## BEGIN DATA TO PROCESS
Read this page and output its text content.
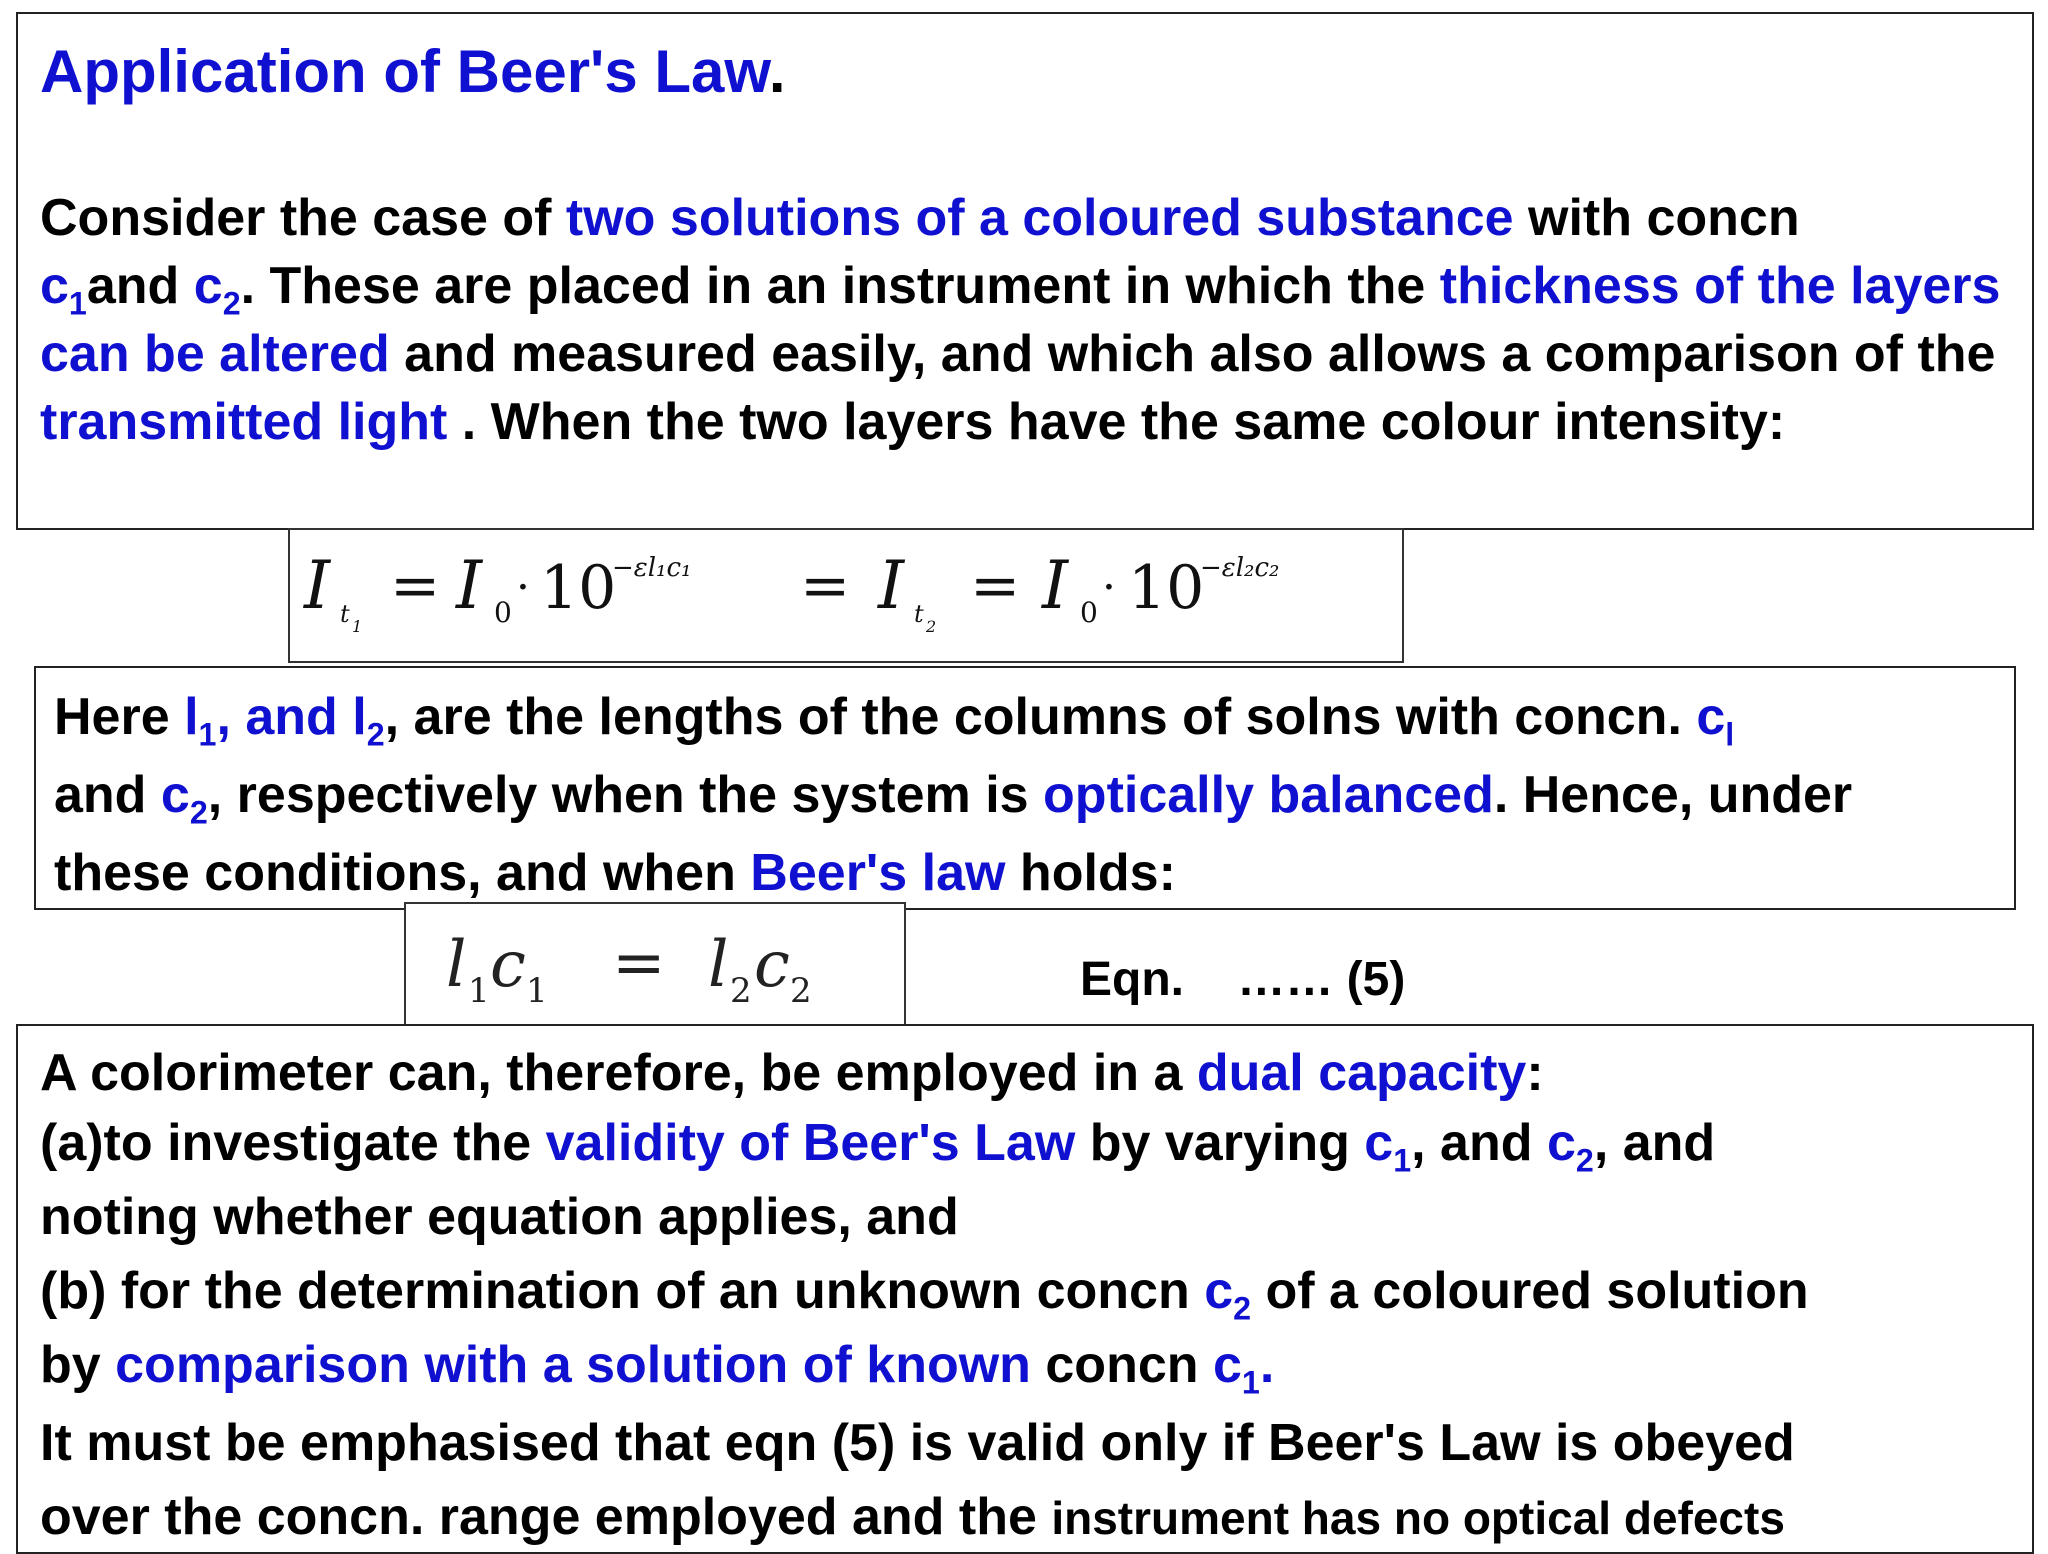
Application of Beer's Law.

Consider the case of two solutions of a coloured substance with concn
$c_1and$ $c_2$. These are placed in an instrument in which the thickness of the layers can be altered and measured easily, and which also allows a comparison of the transmitted light . When the two layers have the same colour intensity:

I t 1
= I 0 · 10
−εl₁c₁ = I t 2
= I 0 · 10
−εl₂c₂

Here $l_1$, and $l_2$, are the lengths of the columns of solns with concn. $c_l$
and $c_2$, respectively when the system is optically balanced. Hence, under these conditions, and when Beer's law holds:

l 1 c 1 = l 2 c 2	Eqn.    …… (5)
A colorimeter can, therefore, be employed in a dual capacity:
(a)to investigate the validity of Beer's Law by varying $c_1$, and $c_2$, and
noting whether equation applies, and
(b) for the determination of an unknown concn $c_2$ of a coloured solution
by comparison with a solution of known concn $c_1$.
It must be emphasised that eqn (5) is valid only if Beer's Law is obeyed
over the concn. range employed and the instrument has no optical defects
## END DATA TO PROCESS
▶ [WHAT TO PRODUCE]:
Give every line of the material that includes the string "Beer".

▶ [THE COMPLETED TASK]:
Application of Beer's Law.
and $c_2$, respectively when the system is optically balanced. Hence, under these conditions, and when Beer's law holds:
(a)to investigate the validity of Beer's Law by varying $c_1$, and $c_2$, and
It must be emphasised that eqn (5) is valid only if Beer's Law is obeyed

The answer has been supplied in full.